Task directions:
Collect every line in the records below that contains the word "переписи".

Data in this exercise:

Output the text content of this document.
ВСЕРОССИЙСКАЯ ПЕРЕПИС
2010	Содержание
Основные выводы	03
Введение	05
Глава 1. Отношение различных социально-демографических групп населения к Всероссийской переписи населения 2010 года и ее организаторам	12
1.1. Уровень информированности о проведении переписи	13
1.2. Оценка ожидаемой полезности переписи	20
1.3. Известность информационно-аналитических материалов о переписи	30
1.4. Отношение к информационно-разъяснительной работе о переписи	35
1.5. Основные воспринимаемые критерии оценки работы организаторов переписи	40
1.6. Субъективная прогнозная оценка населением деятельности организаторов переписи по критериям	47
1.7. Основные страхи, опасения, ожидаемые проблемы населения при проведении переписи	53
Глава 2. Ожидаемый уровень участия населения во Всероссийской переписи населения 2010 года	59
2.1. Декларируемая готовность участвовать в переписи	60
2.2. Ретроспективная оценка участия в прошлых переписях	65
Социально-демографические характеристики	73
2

Exercise response:
Глава 1. Отношение различных социально-демографических групп населения к Всероссийской переписи населения 2010 года и ее организаторам	12
1.1. Уровень информированности о проведении переписи	13
1.2. Оценка ожидаемой полезности переписи	20
1.3. Известность информационно-аналитических материалов о переписи	30
1.4. Отношение к информационно-разъяснительной работе о переписи	35
1.5. Основные воспринимаемые критерии оценки работы организаторов переписи	40
1.6. Субъективная прогнозная оценка населением деятельности организаторов переписи по критериям	47
1.7. Основные страхи, опасения, ожидаемые проблемы населения при проведении переписи	53
Глава 2. Ожидаемый уровень участия населения во Всероссийской переписи населения 2010 года	59
2.1. Декларируемая готовность участвовать в переписи	60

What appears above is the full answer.